### Set problem 1
Copy out the rows word for word, starting with the line that contains "List UI elements" and going on through the line that contains "heatmap-cell [550, 531, 566, 535]", both ends included.

### Text excerpt
Washington, D.C. – This week, two reports expose a global agribusiness giant’s ties to deforestation, human rights abuses and land grabbing in Brazil’s sensitive Cerrado region. Published by Friends of the Earth U.S. and The Network for Social Justice and Human Rights in Brazil, these reports show that Bunge Ltd., one of the world’s largest agribusiness companies, continues to drive deforestation and land grabs in Brazil, despite investor pressure to adopt sustainability measures.

Red Handed Deforestation and Bunge’s Silent Conquest: How Land-Grabbers and Soy Speculators Enable the Destruction of Brazil Cerrado, highlights a recent case of 2,000 hectares of illegal deforestation in  Piauí State, Brazil. The report argues that through its near-monopoly on soy production in Piauí, Bunge enables ongoing deforestation and illicit land grabbing in the region, even when these activities are not carried out on Bunge’s own land concessions. In addition to devastating impacts on ecosystems and local communities, the report alleges, Bunge’s practices carry material financial risks for the company and its shareholders.

The report is accompanied by a second piece of research, Industrial Soy Expansion in Brazil Financialization, Deforestation and Dispossession in the Birthplace of Waters, which shows how the expansion of soy plantations is related to land speculation when farmland is turned into a financial asset by multinational interests, including the investment firm TIAA and Harvard University endowment. This report is also available in the original Portuguese.

Over the last five years, 76% of the expansion of the agricultural frontier in the Cerrado has occurred in areas formerly characterized by unique native vegetation,  now carpeted by industrial monoculture of soy plantations. Soy monocultures currently occupy over 4% of Brazil’s entire territory; half of this is in the Cerrado biome.

### Set problem 2
Write what comes next in the report on Bunge and deforestation in Brazil's Cerrado, picking up after its last sentence.

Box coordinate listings

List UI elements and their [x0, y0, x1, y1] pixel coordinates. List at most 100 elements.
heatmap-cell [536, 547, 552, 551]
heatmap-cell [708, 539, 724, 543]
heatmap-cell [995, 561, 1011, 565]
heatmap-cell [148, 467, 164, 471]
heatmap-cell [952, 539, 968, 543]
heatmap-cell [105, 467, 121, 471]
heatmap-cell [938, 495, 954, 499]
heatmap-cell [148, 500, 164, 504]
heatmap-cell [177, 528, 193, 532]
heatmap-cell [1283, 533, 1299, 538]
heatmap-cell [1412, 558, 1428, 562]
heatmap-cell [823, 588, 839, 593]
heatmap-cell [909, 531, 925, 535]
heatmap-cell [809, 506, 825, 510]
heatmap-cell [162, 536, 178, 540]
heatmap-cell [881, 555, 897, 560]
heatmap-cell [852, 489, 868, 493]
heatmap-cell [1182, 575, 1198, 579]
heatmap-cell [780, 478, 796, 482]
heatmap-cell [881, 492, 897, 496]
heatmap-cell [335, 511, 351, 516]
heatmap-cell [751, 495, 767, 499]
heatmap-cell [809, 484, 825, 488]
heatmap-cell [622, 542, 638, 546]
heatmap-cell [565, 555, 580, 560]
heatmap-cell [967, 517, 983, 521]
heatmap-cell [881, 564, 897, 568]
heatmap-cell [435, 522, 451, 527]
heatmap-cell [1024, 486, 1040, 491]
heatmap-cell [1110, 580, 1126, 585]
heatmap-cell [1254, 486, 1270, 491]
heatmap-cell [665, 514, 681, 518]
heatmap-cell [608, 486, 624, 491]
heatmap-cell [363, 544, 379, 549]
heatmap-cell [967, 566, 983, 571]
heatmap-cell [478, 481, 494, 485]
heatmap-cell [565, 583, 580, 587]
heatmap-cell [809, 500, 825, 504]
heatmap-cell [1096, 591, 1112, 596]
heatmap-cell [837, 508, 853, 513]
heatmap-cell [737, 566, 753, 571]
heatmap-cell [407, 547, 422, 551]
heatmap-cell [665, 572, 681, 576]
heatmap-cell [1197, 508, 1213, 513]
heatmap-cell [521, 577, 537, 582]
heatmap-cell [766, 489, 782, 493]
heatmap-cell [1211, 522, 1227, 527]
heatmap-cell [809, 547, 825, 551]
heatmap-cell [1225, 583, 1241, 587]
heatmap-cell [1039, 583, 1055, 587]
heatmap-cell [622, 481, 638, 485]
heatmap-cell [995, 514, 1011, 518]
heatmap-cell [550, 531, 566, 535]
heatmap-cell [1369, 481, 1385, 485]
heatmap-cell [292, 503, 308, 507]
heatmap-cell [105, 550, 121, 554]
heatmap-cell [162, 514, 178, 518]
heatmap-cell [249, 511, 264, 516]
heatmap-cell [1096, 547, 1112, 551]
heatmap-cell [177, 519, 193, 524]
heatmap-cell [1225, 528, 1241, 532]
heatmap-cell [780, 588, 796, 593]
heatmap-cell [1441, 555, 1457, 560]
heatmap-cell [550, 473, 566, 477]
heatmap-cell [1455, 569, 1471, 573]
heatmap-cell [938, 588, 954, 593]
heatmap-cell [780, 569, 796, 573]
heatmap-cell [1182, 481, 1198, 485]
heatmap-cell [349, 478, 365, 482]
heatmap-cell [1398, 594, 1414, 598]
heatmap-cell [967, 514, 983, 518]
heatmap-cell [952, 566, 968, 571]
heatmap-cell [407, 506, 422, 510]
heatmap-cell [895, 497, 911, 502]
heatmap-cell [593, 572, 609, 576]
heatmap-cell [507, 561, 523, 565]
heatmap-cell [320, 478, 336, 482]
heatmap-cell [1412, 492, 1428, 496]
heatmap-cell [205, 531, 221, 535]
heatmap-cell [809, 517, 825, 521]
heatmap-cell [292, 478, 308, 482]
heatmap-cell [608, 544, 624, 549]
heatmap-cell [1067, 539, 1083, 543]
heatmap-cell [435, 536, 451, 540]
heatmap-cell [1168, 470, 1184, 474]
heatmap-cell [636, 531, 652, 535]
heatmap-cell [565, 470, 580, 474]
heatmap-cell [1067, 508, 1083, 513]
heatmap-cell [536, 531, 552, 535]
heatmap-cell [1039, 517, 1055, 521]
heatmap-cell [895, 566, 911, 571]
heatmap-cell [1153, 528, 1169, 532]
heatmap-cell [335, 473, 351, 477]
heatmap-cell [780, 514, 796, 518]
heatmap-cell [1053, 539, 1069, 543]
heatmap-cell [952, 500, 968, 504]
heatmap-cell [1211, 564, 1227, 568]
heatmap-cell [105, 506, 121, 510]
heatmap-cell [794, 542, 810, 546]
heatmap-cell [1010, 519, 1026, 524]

---

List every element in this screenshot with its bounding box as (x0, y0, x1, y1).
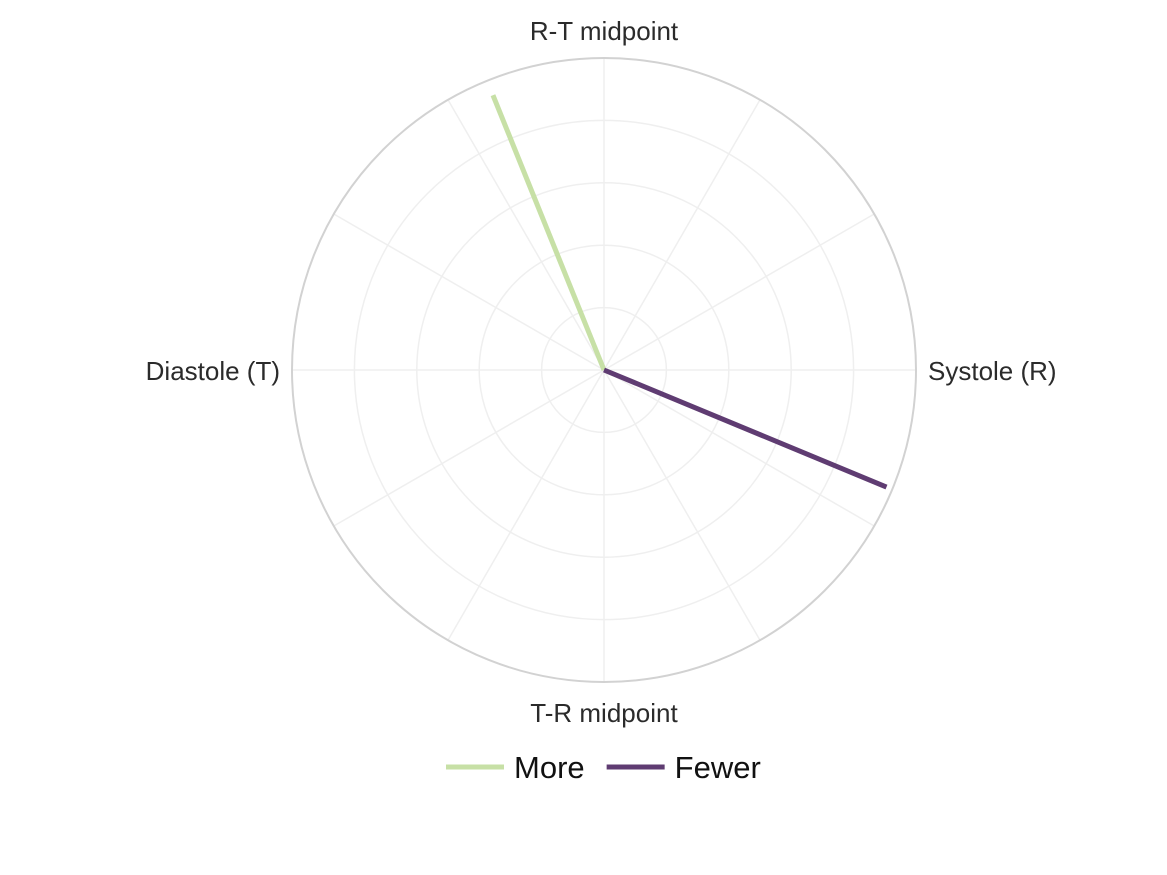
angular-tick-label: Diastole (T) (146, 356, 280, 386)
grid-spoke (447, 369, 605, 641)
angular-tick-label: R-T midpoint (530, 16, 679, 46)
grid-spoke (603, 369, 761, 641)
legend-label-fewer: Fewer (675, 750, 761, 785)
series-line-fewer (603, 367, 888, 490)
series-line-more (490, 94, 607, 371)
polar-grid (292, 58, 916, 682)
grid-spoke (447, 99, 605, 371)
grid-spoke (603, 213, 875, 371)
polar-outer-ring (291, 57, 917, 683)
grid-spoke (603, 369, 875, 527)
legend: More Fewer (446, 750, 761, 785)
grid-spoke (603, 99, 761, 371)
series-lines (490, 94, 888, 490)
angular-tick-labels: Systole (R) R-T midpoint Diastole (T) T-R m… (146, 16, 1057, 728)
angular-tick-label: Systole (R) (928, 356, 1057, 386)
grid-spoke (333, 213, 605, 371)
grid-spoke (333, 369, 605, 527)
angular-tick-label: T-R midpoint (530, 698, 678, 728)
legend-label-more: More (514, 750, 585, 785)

---

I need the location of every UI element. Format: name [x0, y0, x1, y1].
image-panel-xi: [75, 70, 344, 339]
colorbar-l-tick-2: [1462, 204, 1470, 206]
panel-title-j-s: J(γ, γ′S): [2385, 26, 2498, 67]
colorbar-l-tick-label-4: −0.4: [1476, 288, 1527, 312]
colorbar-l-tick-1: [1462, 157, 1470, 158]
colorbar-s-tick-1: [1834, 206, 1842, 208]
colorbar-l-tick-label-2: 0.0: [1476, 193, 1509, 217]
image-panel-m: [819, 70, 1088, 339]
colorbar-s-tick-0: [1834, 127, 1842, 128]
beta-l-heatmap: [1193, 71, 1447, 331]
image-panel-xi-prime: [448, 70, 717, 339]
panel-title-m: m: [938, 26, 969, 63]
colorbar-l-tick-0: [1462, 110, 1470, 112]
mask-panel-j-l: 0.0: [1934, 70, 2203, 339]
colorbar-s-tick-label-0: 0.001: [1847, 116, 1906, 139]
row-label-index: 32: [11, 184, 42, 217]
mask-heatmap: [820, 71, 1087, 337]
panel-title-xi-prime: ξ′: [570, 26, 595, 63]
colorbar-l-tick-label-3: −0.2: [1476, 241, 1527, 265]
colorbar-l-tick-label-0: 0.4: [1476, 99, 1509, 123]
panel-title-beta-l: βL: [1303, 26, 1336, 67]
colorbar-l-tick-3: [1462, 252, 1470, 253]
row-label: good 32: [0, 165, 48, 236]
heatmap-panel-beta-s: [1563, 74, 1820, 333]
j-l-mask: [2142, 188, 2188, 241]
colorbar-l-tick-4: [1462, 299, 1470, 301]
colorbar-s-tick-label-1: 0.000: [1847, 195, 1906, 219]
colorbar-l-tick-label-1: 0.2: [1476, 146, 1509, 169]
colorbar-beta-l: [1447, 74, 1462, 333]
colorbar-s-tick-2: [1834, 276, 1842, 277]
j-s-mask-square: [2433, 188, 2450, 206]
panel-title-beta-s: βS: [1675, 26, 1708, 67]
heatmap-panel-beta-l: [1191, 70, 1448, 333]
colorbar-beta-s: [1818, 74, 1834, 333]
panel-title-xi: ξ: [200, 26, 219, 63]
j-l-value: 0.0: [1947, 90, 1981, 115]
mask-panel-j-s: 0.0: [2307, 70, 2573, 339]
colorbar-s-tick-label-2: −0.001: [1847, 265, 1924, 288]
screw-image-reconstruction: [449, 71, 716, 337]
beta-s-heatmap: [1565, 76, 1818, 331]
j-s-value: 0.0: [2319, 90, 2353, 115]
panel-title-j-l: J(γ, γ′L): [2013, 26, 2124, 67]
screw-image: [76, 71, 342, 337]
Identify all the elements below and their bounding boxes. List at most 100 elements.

### Final result 1
List UI elements and their [x0, y0, x1, y1] pixel coordinates. List at most 100 elements.
heatmap-cell [536, 547, 552, 551]
heatmap-cell [708, 539, 724, 543]
heatmap-cell [995, 561, 1011, 565]
heatmap-cell [148, 467, 164, 471]
heatmap-cell [952, 539, 968, 543]
heatmap-cell [105, 467, 121, 471]
heatmap-cell [938, 495, 954, 499]
heatmap-cell [148, 500, 164, 504]
heatmap-cell [177, 528, 193, 532]
heatmap-cell [1283, 533, 1299, 538]
heatmap-cell [1412, 558, 1428, 562]
heatmap-cell [823, 588, 839, 593]
heatmap-cell [909, 531, 925, 535]
heatmap-cell [809, 506, 825, 510]
heatmap-cell [162, 536, 178, 540]
heatmap-cell [881, 555, 897, 560]
heatmap-cell [852, 489, 868, 493]
heatmap-cell [1182, 575, 1198, 579]
heatmap-cell [780, 478, 796, 482]
heatmap-cell [881, 492, 897, 496]
heatmap-cell [335, 511, 351, 516]
heatmap-cell [751, 495, 767, 499]
heatmap-cell [809, 484, 825, 488]
heatmap-cell [622, 542, 638, 546]
heatmap-cell [565, 555, 580, 560]
heatmap-cell [967, 517, 983, 521]
heatmap-cell [881, 564, 897, 568]
heatmap-cell [435, 522, 451, 527]
heatmap-cell [1024, 486, 1040, 491]
heatmap-cell [1110, 580, 1126, 585]
heatmap-cell [1254, 486, 1270, 491]
heatmap-cell [665, 514, 681, 518]
heatmap-cell [608, 486, 624, 491]
heatmap-cell [363, 544, 379, 549]
heatmap-cell [967, 566, 983, 571]
heatmap-cell [478, 481, 494, 485]
heatmap-cell [565, 583, 580, 587]
heatmap-cell [809, 500, 825, 504]
heatmap-cell [1096, 591, 1112, 596]
heatmap-cell [837, 508, 853, 513]
heatmap-cell [737, 566, 753, 571]
heatmap-cell [407, 547, 422, 551]
heatmap-cell [665, 572, 681, 576]
heatmap-cell [1197, 508, 1213, 513]
heatmap-cell [521, 577, 537, 582]
heatmap-cell [766, 489, 782, 493]
heatmap-cell [1211, 522, 1227, 527]
heatmap-cell [809, 547, 825, 551]
heatmap-cell [1225, 583, 1241, 587]
heatmap-cell [1039, 583, 1055, 587]
heatmap-cell [622, 481, 638, 485]
heatmap-cell [995, 514, 1011, 518]
heatmap-cell [550, 531, 566, 535]

### Final result 2
“Our research shows the link between financial speculation with farmland and deforestation by agribusiness corporations in the Cerrado, with devastating impacts on local communities and on biodiversity,” said Fábio Pitta of the Network for Social Justice and Human Rights in Brazil, one of the report’s authors. “Indigenous, Afro-Brazilian and peasant communities denounce violence and environmental destruction caused by agribusiness and organize to protect their land and ecological food production for future generations.”

The reports are accompanied by investor briefs for Bunge and ADM shareholders, developed by Friends of the Earth and Global Witness. These efforts contribute to a campaign to move Bunge toward more sustainable practices ahead of its annual shareholder meeting on May 12.  In 2021, 98% of Bunge’s shareholders voted for the company to improve its record on deforestation. However, Bunge’s current commitment to end deforestation in its soy supply chains by 2025 lags significantly behind investor calls to stop sourcing from land in the Cerrado deforested after 2020, and may incentivize a race to deforest as much land as possible before 2025.  The deforestation in Chapada Fortaleza, Piauí, uncovered in real time through independent satellite monitoring and ground investigation, adds to a body of evidence demonstrating that large areas of the Cerrado being deforested today will likely produce soy for Bunge’s global supply chains.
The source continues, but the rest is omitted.